# Problem to work on
Spot every line with the word "ECMWF" and return it.

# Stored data
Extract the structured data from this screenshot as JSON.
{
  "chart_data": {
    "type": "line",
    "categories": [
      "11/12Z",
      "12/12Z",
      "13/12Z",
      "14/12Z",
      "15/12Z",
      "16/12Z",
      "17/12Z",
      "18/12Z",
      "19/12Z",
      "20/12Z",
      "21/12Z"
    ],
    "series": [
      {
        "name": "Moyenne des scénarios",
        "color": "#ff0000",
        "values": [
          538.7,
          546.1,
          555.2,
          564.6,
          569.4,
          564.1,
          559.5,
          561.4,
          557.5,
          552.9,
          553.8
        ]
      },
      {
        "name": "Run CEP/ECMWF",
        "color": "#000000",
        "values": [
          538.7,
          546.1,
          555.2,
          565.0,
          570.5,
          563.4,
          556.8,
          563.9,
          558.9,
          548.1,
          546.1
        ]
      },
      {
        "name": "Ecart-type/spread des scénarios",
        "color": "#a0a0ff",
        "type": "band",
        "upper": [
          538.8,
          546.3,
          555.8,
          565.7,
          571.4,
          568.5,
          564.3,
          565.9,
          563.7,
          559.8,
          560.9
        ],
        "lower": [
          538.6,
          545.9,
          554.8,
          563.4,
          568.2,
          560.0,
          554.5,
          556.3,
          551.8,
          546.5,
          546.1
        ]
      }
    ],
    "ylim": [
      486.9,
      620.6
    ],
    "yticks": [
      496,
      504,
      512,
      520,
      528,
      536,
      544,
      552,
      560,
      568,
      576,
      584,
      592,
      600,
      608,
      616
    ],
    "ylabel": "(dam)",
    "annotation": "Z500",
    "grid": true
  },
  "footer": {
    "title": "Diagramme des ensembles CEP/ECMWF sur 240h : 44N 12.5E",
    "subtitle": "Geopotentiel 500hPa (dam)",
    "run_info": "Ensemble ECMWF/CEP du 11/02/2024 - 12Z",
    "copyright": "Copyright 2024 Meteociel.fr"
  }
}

# Solution to the problem
        "name": "Run CEP/ECMWF",
    "title": "Diagramme des ensembles CEP/ECMWF sur 240h : 44N 12.5E",
    "run_info": "Ensemble ECMWF/CEP du 11/02/2024 - 12Z",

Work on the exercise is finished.